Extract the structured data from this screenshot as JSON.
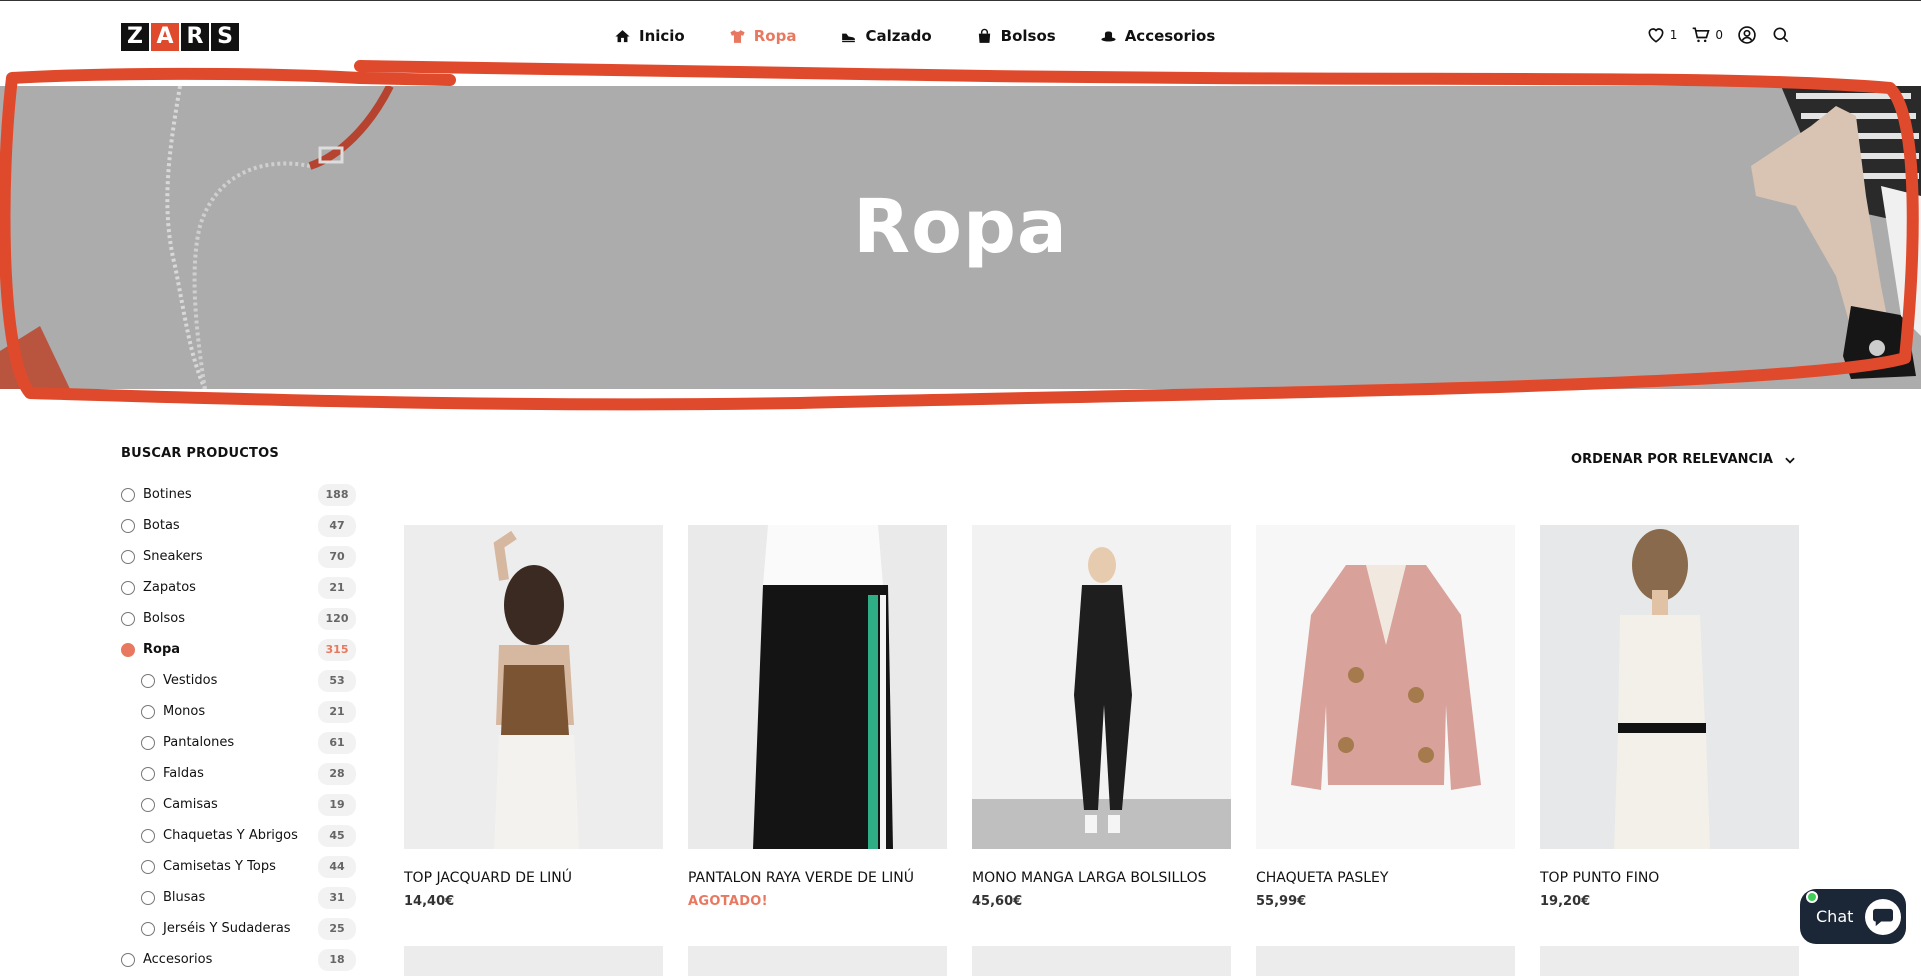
{
  "brand": {
    "letters": [
      "Z",
      "A",
      "R",
      "S"
    ],
    "accent": "#e8785f",
    "logo_red": "#e04a2c"
  },
  "nav": [
    {
      "label": "Inicio",
      "icon": "home-icon",
      "active": false
    },
    {
      "label": "Ropa",
      "icon": "tshirt-icon",
      "active": true
    },
    {
      "label": "Calzado",
      "icon": "shoe-icon",
      "active": false
    },
    {
      "label": "Bolsos",
      "icon": "bag-icon",
      "active": false
    },
    {
      "label": "Accesorios",
      "icon": "hat-icon",
      "active": false
    }
  ],
  "header_tools": {
    "wishlist_count": "1",
    "cart_count": "0"
  },
  "hero": {
    "title": "Ropa"
  },
  "sidebar": {
    "title": "BUSCAR PRODUCTOS",
    "filters": [
      {
        "label": "Botines",
        "count": "188"
      },
      {
        "label": "Botas",
        "count": "47"
      },
      {
        "label": "Sneakers",
        "count": "70"
      },
      {
        "label": "Zapatos",
        "count": "21"
      },
      {
        "label": "Bolsos",
        "count": "120"
      },
      {
        "label": "Ropa",
        "count": "315"
      },
      {
        "label": "Vestidos",
        "count": "53"
      },
      {
        "label": "Monos",
        "count": "21"
      },
      {
        "label": "Pantalones",
        "count": "61"
      },
      {
        "label": "Faldas",
        "count": "28"
      },
      {
        "label": "Camisas",
        "count": "19"
      },
      {
        "label": "Chaquetas Y Abrigos",
        "count": "45"
      },
      {
        "label": "Camisetas Y Tops",
        "count": "44"
      },
      {
        "label": "Blusas",
        "count": "31"
      },
      {
        "label": "Jerséis Y Sudaderas",
        "count": "25"
      },
      {
        "label": "Accesorios",
        "count": "18"
      }
    ]
  },
  "sort": {
    "label": "ORDENAR POR RELEVANCIA"
  },
  "products": [
    {
      "name": "TOP JACQUARD DE LINÚ",
      "price": "14,40€"
    },
    {
      "name": "PANTALON RAYA VERDE DE LINÚ",
      "price": "AGOTADO!"
    },
    {
      "name": "MONO MANGA LARGA BOLSILLOS",
      "price": "45,60€"
    },
    {
      "name": "CHAQUETA PASLEY",
      "price": "55,99€"
    },
    {
      "name": "TOP PUNTO FINO",
      "price": "19,20€"
    }
  ],
  "chat": {
    "label": "Chat"
  }
}
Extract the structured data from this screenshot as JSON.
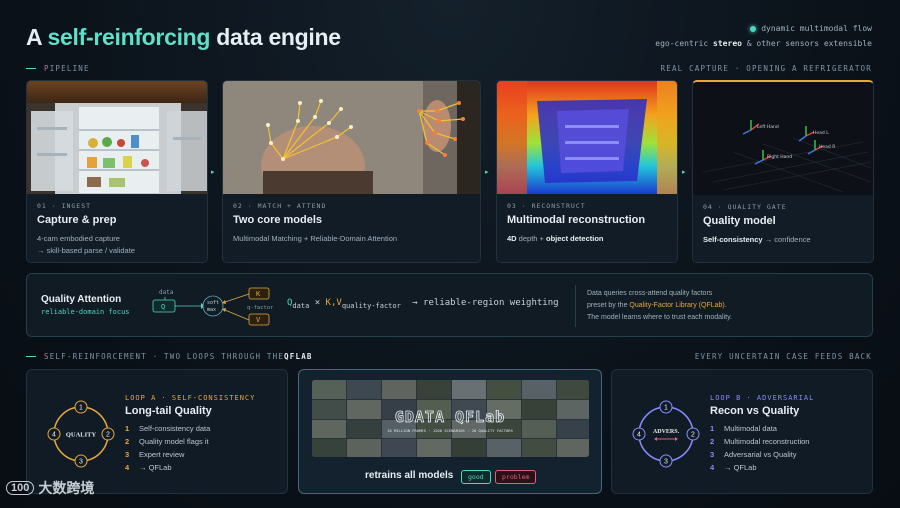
{
  "header": {
    "title_pre": "A ",
    "title_highlight": "self-reinforcing",
    "title_post": " data engine",
    "top_right_line1": "dynamic multimodal flow",
    "top_right_line2_pre": "ego-centric ",
    "top_right_line2_bold": "stereo",
    "top_right_line2_post": " & other sensors extensible"
  },
  "pipeline": {
    "label": "PIPELINE",
    "right_label": "REAL CAPTURE · OPENING A REFRIGERATOR",
    "steps": [
      {
        "num": "01 · INGEST",
        "name": "Capture & prep",
        "desc_line1": "4-cam embodied capture",
        "desc_line2": "→ skill-based parse / validate"
      },
      {
        "num": "02 · MATCH + ATTEND",
        "name": "Two core models",
        "desc_line1": "Multimodal Matching + Reliable-Domain Attention"
      },
      {
        "num": "03 · RECONSTRUCT",
        "name": "Multimodal reconstruction",
        "desc_bold1": "4D",
        "desc_mid": " depth + ",
        "desc_bold2": "object detection"
      },
      {
        "num": "04 · QUALITY GATE",
        "name": "Quality model",
        "desc_bold1": "Self-consistency",
        "desc_mid": " → confidence"
      }
    ],
    "scene_labels": {
      "left_hand": "Left Hand",
      "right_hand": "Right Hand",
      "head_l": "Head L",
      "head_r": "Head R"
    }
  },
  "quality_attention": {
    "title": "Quality Attention",
    "subtitle": "reliable-domain focus",
    "data_label": "data",
    "q": "Q",
    "softmax_top": "soft",
    "softmax_bottom": "max",
    "k": "K",
    "v": "V",
    "q_factor": "q-factor",
    "formula_q": "Q",
    "formula_q_sub": "data",
    "formula_times": " × ",
    "formula_kv": "K,V",
    "formula_kv_sub": "quality-factor",
    "formula_result": "→  reliable-region weighting",
    "note_line1": "Data queries cross-attend quality factors",
    "note_line2_pre": "preset by the ",
    "note_line2_link": "Quality-Factor Library (QFLab)",
    "note_line2_post": ".",
    "note_line3": "The model learns where to trust each modality."
  },
  "reinforcement": {
    "label_pre": "SELF-REINFORCEMENT · TWO LOOPS THROUGH THE ",
    "label_bold": "QFLAB",
    "right_label": "EVERY UNCERTAIN CASE FEEDS BACK"
  },
  "loop_a": {
    "label": "LOOP A · SELF-CONSISTENCY",
    "title": "Long-tail Quality",
    "center": "QUALITY",
    "steps": [
      "Self-consistency data",
      "Quality model flags it",
      "Expert review",
      "→ QFLab"
    ]
  },
  "center_card": {
    "banner_title": "GDATA QFLab",
    "banner_sub": "10 MILLION FRAMES · 1200 SCENARIOS · 20 QUALITY FACTORS",
    "caption": "retrains all models",
    "tag_good": "good",
    "tag_problem": "problem"
  },
  "loop_b": {
    "label": "LOOP B · ADVERSARIAL",
    "title": "Recon vs Quality",
    "center": "ADVERS.",
    "steps": [
      "Multimodal data",
      "Multimodal reconstruction",
      "Adversarial vs Quality",
      "→ QFLab"
    ]
  },
  "cycle_numbers": [
    "1",
    "2",
    "3",
    "4"
  ],
  "watermark": {
    "logo": "100",
    "text": "大数跨境"
  },
  "colors": {
    "accent": "#4fd6c0",
    "amber": "#e7a83b",
    "violet": "#8a8cff",
    "problem": "#e0607a"
  }
}
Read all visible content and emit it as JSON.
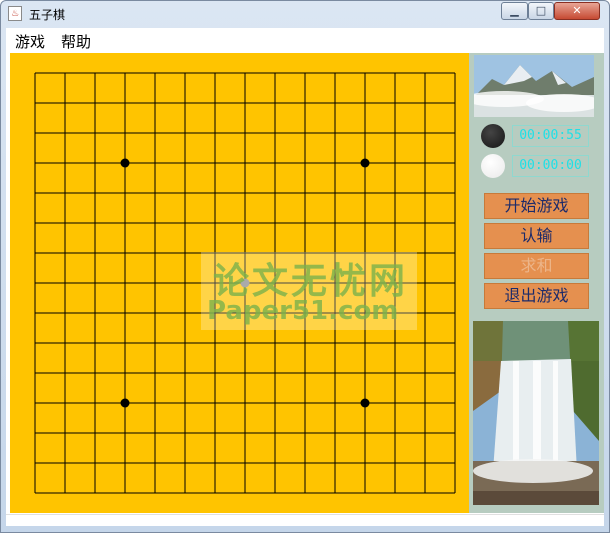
{
  "window": {
    "title": "五子棋",
    "app_icon": "java-icon",
    "controls": [
      "minimize-icon",
      "maximize-icon",
      "close-icon"
    ]
  },
  "menu": {
    "game": "游戏",
    "help": "帮助"
  },
  "board": {
    "size": 15,
    "background": "#ffc400",
    "line_color": "#000000",
    "star_points": [
      [
        3,
        3
      ],
      [
        11,
        3
      ],
      [
        3,
        11
      ],
      [
        11,
        11
      ]
    ],
    "center_point": [
      7,
      7
    ]
  },
  "watermark": {
    "line1": "论文无忧网",
    "line2": "Paper51.com"
  },
  "side_panel": {
    "black_timer": "00:00:55",
    "white_timer": "00:00:00",
    "buttons": {
      "start": "开始游戏",
      "surrender": "认输",
      "draw": "求和",
      "exit": "退出游戏"
    },
    "images": [
      "mountain-landscape",
      "waterfall"
    ]
  },
  "colors": {
    "panel_bg": "#b7ccc0",
    "button_bg": "#e5904f",
    "button_text": "#1c2b6a",
    "timer_text": "#20e0e6"
  }
}
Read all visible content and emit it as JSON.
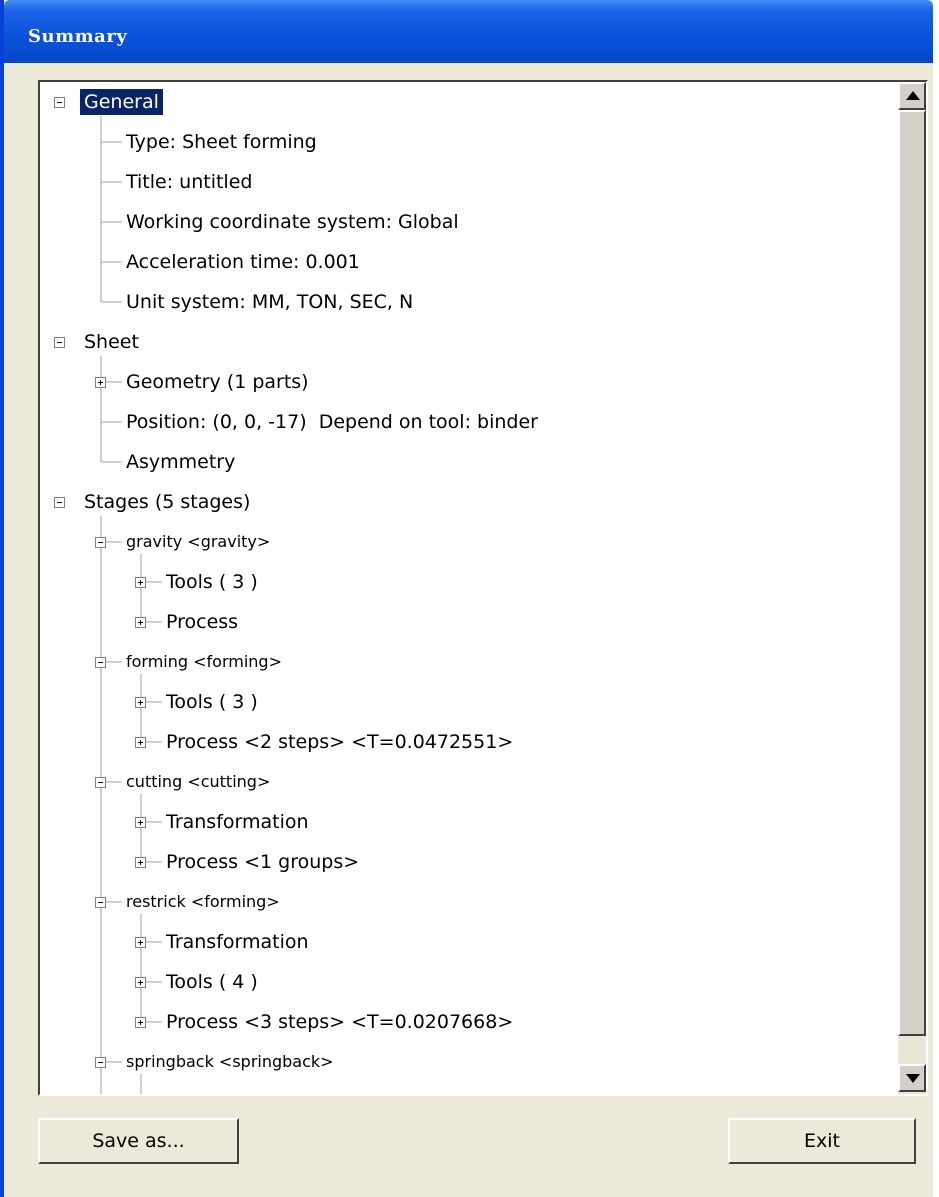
{
  "window": {
    "title": "Summary",
    "colors": {
      "titlebar": "#0a53dc",
      "selection": "#0a246a",
      "face": "#ece9d8"
    }
  },
  "tree": {
    "general": {
      "label": "General",
      "selected": true,
      "expanded": true,
      "children": [
        "Type: Sheet forming",
        "Title: untitled",
        "Working coordinate system: Global",
        "Acceleration time: 0.001",
        "Unit system: MM, TON, SEC, N"
      ]
    },
    "sheet": {
      "label": "Sheet",
      "expanded": true,
      "children": [
        "Geometry (1 parts)",
        "Position: (0, 0, -17)  Depend on tool: binder",
        "Asymmetry"
      ]
    },
    "stages": {
      "label": "Stages (5 stages)",
      "expanded": true,
      "items": [
        {
          "label": "gravity <gravity>",
          "children": [
            "Tools ( 3 )",
            "Process"
          ]
        },
        {
          "label": "forming <forming>",
          "children": [
            "Tools ( 3 )",
            "Process <2 steps> <T=0.0472551>"
          ]
        },
        {
          "label": "cutting <cutting>",
          "children": [
            "Transformation",
            "Process <1 groups>"
          ]
        },
        {
          "label": "restrick <forming>",
          "children": [
            "Transformation",
            "Tools ( 4 )",
            "Process <3 steps> <T=0.0207668>"
          ]
        },
        {
          "label": "springback <springback>",
          "children": []
        }
      ]
    }
  },
  "buttons": {
    "save_as": "Save as...",
    "exit": "Exit"
  }
}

__Work to complete__. Filter the entries above down to the lines containing the word "LINÚ".

__Finished task__.
      "name": "TOP JACQUARD DE LINÚ",
      "name": "PANTALON RAYA VERDE DE LINÚ",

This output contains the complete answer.